Exercise requirements: Reproduce the records below exactly as they appear.

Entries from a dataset
○ ○ ○ ○ ○

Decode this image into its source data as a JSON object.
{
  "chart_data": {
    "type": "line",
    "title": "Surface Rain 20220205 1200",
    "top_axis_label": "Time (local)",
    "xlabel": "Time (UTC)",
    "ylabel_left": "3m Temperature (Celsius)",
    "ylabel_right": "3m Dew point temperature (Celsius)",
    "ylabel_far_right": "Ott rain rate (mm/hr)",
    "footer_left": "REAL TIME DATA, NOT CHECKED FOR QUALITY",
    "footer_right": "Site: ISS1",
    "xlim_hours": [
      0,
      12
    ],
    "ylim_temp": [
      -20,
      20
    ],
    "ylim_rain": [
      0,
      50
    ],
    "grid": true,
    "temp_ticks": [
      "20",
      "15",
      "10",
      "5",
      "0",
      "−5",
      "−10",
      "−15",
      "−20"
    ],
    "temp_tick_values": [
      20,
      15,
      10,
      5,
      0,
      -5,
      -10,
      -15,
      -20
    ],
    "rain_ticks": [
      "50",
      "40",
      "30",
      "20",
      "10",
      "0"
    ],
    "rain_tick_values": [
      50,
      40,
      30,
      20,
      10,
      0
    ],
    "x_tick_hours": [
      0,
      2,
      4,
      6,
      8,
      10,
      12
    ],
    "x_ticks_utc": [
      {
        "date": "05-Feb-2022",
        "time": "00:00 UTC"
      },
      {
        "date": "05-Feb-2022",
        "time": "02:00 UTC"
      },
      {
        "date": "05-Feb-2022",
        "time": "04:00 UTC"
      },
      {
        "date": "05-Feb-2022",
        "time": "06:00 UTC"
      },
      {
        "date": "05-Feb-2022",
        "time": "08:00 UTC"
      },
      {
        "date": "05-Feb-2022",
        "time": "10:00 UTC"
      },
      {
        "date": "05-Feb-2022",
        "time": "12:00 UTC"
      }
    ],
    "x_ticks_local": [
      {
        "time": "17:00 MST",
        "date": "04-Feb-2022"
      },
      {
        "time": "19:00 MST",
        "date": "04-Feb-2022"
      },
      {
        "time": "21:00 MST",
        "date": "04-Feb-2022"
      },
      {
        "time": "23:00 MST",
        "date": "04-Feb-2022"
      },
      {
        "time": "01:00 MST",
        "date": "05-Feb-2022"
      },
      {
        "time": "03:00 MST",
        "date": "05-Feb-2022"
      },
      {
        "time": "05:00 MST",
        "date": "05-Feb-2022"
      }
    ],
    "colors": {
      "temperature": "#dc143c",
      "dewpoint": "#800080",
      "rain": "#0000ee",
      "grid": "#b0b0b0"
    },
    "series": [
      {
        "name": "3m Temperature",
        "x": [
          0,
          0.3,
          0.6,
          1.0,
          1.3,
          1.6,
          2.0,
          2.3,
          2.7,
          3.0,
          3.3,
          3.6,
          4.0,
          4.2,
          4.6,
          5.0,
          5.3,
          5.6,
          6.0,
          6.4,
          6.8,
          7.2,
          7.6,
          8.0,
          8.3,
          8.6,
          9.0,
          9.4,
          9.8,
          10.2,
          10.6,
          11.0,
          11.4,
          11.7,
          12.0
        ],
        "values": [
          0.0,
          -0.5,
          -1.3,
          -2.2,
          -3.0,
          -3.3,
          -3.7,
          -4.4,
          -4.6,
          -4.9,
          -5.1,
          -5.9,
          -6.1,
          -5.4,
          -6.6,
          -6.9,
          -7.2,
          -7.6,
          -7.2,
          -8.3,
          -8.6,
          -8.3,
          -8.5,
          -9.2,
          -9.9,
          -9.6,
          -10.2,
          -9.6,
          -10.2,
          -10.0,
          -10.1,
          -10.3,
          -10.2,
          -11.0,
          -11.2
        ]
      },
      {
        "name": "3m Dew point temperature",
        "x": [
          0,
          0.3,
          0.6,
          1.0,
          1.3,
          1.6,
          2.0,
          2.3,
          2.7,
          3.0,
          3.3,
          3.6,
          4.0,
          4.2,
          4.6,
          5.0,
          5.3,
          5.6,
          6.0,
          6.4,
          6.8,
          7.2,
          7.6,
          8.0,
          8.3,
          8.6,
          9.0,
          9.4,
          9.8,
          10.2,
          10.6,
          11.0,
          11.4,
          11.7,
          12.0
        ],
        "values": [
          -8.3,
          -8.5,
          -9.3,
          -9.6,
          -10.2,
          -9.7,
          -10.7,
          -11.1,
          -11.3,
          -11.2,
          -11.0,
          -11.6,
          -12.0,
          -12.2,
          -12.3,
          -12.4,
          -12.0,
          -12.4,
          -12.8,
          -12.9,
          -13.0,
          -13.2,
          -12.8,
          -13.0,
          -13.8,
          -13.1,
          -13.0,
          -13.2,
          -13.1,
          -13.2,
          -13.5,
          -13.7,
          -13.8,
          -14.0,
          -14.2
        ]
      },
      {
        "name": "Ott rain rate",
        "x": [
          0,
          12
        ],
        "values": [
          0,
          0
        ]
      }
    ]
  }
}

○ ○ ○ ○ ○

Output for this exercise:
Decode this image into its source data as a JSON object.
{
  "chart_data": {
    "type": "line",
    "title": "Surface Rain 20220205 1200",
    "top_axis_label": "Time (local)",
    "xlabel": "Time (UTC)",
    "ylabel_left": "3m Temperature (Celsius)",
    "ylabel_right": "3m Dew point temperature (Celsius)",
    "ylabel_far_right": "Ott rain rate (mm/hr)",
    "footer_left": "REAL TIME DATA, NOT CHECKED FOR QUALITY",
    "footer_right": "Site: ISS1",
    "xlim_hours": [
      0,
      12
    ],
    "ylim_temp": [
      -20,
      20
    ],
    "ylim_rain": [
      0,
      50
    ],
    "grid": true,
    "temp_ticks": [
      "20",
      "15",
      "10",
      "5",
      "0",
      "−5",
      "−10",
      "−15",
      "−20"
    ],
    "temp_tick_values": [
      20,
      15,
      10,
      5,
      0,
      -5,
      -10,
      -15,
      -20
    ],
    "rain_ticks": [
      "50",
      "40",
      "30",
      "20",
      "10",
      "0"
    ],
    "rain_tick_values": [
      50,
      40,
      30,
      20,
      10,
      0
    ],
    "x_tick_hours": [
      0,
      2,
      4,
      6,
      8,
      10,
      12
    ],
    "x_ticks_utc": [
      {
        "date": "05-Feb-2022",
        "time": "00:00 UTC"
      },
      {
        "date": "05-Feb-2022",
        "time": "02:00 UTC"
      },
      {
        "date": "05-Feb-2022",
        "time": "04:00 UTC"
      },
      {
        "date": "05-Feb-2022",
        "time": "06:00 UTC"
      },
      {
        "date": "05-Feb-2022",
        "time": "08:00 UTC"
      },
      {
        "date": "05-Feb-2022",
        "time": "10:00 UTC"
      },
      {
        "date": "05-Feb-2022",
        "time": "12:00 UTC"
      }
    ],
    "x_ticks_local": [
      {
        "time": "17:00 MST",
        "date": "04-Feb-2022"
      },
      {
        "time": "19:00 MST",
        "date": "04-Feb-2022"
      },
      {
        "time": "21:00 MST",
        "date": "04-Feb-2022"
      },
      {
        "time": "23:00 MST",
        "date": "04-Feb-2022"
      },
      {
        "time": "01:00 MST",
        "date": "05-Feb-2022"
      },
      {
        "time": "03:00 MST",
        "date": "05-Feb-2022"
      },
      {
        "time": "05:00 MST",
        "date": "05-Feb-2022"
      }
    ],
    "colors": {
      "temperature": "#dc143c",
      "dewpoint": "#800080",
      "rain": "#0000ee",
      "grid": "#b0b0b0"
    },
    "series": [
      {
        "name": "3m Temperature",
        "x": [
          0,
          0.3,
          0.6,
          1.0,
          1.3,
          1.6,
          2.0,
          2.3,
          2.7,
          3.0,
          3.3,
          3.6,
          4.0,
          4.2,
          4.6,
          5.0,
          5.3,
          5.6,
          6.0,
          6.4,
          6.8,
          7.2,
          7.6,
          8.0,
          8.3,
          8.6,
          9.0,
          9.4,
          9.8,
          10.2,
          10.6,
          11.0,
          11.4,
          11.7,
          12.0
        ],
        "values": [
          0.0,
          -0.5,
          -1.3,
          -2.2,
          -3.0,
          -3.3,
          -3.7,
          -4.4,
          -4.6,
          -4.9,
          -5.1,
          -5.9,
          -6.1,
          -5.4,
          -6.6,
          -6.9,
          -7.2,
          -7.6,
          -7.2,
          -8.3,
          -8.6,
          -8.3,
          -8.5,
          -9.2,
          -9.9,
          -9.6,
          -10.2,
          -9.6,
          -10.2,
          -10.0,
          -10.1,
          -10.3,
          -10.2,
          -11.0,
          -11.2
        ]
      },
      {
        "name": "3m Dew point temperature",
        "x": [
          0,
          0.3,
          0.6,
          1.0,
          1.3,
          1.6,
          2.0,
          2.3,
          2.7,
          3.0,
          3.3,
          3.6,
          4.0,
          4.2,
          4.6,
          5.0,
          5.3,
          5.6,
          6.0,
          6.4,
          6.8,
          7.2,
          7.6,
          8.0,
          8.3,
          8.6,
          9.0,
          9.4,
          9.8,
          10.2,
          10.6,
          11.0,
          11.4,
          11.7,
          12.0
        ],
        "values": [
          -8.3,
          -8.5,
          -9.3,
          -9.6,
          -10.2,
          -9.7,
          -10.7,
          -11.1,
          -11.3,
          -11.2,
          -11.0,
          -11.6,
          -12.0,
          -12.2,
          -12.3,
          -12.4,
          -12.0,
          -12.4,
          -12.8,
          -12.9,
          -13.0,
          -13.2,
          -12.8,
          -13.0,
          -13.8,
          -13.1,
          -13.0,
          -13.2,
          -13.1,
          -13.2,
          -13.5,
          -13.7,
          -13.8,
          -14.0,
          -14.2
        ]
      },
      {
        "name": "Ott rain rate",
        "x": [
          0,
          12
        ],
        "values": [
          0,
          0
        ]
      }
    ]
  }
}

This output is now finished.